> [Task requirements]: Write the listing out again, all of it, word for word.

─── Items

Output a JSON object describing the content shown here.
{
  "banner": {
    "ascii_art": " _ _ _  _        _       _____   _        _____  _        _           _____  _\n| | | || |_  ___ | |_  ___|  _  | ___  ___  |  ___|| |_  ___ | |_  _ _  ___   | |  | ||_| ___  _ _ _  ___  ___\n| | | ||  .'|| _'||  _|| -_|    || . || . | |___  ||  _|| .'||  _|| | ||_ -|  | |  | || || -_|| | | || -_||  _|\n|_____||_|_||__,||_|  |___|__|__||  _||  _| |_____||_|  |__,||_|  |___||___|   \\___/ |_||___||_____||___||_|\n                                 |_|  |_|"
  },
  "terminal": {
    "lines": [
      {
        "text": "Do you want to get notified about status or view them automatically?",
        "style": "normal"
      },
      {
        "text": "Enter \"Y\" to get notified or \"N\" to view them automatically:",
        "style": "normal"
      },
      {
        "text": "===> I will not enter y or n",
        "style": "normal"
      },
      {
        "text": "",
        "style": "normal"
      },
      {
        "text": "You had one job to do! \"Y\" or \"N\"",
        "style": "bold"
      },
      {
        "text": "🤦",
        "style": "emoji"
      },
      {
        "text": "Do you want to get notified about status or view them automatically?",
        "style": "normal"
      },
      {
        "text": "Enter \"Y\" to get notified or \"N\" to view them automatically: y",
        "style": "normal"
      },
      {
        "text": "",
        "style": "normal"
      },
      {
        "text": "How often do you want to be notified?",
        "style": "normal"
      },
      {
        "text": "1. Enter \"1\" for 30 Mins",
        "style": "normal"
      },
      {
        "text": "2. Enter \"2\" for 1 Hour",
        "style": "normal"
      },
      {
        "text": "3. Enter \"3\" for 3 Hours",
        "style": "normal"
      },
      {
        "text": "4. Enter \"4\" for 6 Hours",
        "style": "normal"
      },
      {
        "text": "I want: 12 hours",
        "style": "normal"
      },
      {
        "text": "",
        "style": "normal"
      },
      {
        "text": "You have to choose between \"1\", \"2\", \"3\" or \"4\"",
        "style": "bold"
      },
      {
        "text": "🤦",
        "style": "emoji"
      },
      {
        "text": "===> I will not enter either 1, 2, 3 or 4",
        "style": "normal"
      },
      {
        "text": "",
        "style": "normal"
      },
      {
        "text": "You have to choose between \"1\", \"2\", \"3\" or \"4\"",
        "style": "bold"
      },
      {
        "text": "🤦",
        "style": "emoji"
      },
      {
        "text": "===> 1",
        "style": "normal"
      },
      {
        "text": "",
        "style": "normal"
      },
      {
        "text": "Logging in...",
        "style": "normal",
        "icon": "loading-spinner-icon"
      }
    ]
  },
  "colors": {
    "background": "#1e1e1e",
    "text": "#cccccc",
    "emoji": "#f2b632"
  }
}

──────

> [Written solution]:
Output a JSON object describing the content shown here.
{
  "banner": {
    "ascii_art": " _ _ _  _        _       _____   _        _____  _        _           _____  _\n| | | || |_  ___ | |_  ___|  _  | ___  ___  |  ___|| |_  ___ | |_  _ _  ___   | |  | ||_| ___  _ _ _  ___  ___\n| | | ||  .'|| _'||  _|| -_|    || . || . | |___  ||  _|| .'||  _|| | ||_ -|  | |  | || || -_|| | | || -_||  _|\n|_____||_|_||__,||_|  |___|__|__||  _||  _| |_____||_|  |__,||_|  |___||___|   \\___/ |_||___||_____||___||_|\n                                 |_|  |_|"
  },
  "terminal": {
    "lines": [
      {
        "text": "Do you want to get notified about status or view them automatically?",
        "style": "normal"
      },
      {
        "text": "Enter \"Y\" to get notified or \"N\" to view them automatically:",
        "style": "normal"
      },
      {
        "text": "===> I will not enter y or n",
        "style": "normal"
      },
      {
        "text": "",
        "style": "normal"
      },
      {
        "text": "You had one job to do! \"Y\" or \"N\"",
        "style": "bold"
      },
      {
        "text": "🤦",
        "style": "emoji"
      },
      {
        "text": "Do you want to get notified about status or view them automatically?",
        "style": "normal"
      },
      {
        "text": "Enter \"Y\" to get notified or \"N\" to view them automatically: y",
        "style": "normal"
      },
      {
        "text": "",
        "style": "normal"
      },
      {
        "text": "How often do you want to be notified?",
        "style": "normal"
      },
      {
        "text": "1. Enter \"1\" for 30 Mins",
        "style": "normal"
      },
      {
        "text": "2. Enter \"2\" for 1 Hour",
        "style": "normal"
      },
      {
        "text": "3. Enter \"3\" for 3 Hours",
        "style": "normal"
      },
      {
        "text": "4. Enter \"4\" for 6 Hours",
        "style": "normal"
      },
      {
        "text": "I want: 12 hours",
        "style": "normal"
      },
      {
        "text": "",
        "style": "normal"
      },
      {
        "text": "You have to choose between \"1\", \"2\", \"3\" or \"4\"",
        "style": "bold"
      },
      {
        "text": "🤦",
        "style": "emoji"
      },
      {
        "text": "===> I will not enter either 1, 2, 3 or 4",
        "style": "normal"
      },
      {
        "text": "",
        "style": "normal"
      },
      {
        "text": "You have to choose between \"1\", \"2\", \"3\" or \"4\"",
        "style": "bold"
      },
      {
        "text": "🤦",
        "style": "emoji"
      },
      {
        "text": "===> 1",
        "style": "normal"
      },
      {
        "text": "",
        "style": "normal"
      },
      {
        "text": "Logging in...",
        "style": "normal",
        "icon": "loading-spinner-icon"
      }
    ]
  },
  "colors": {
    "background": "#1e1e1e",
    "text": "#cccccc",
    "emoji": "#f2b632"
  }
}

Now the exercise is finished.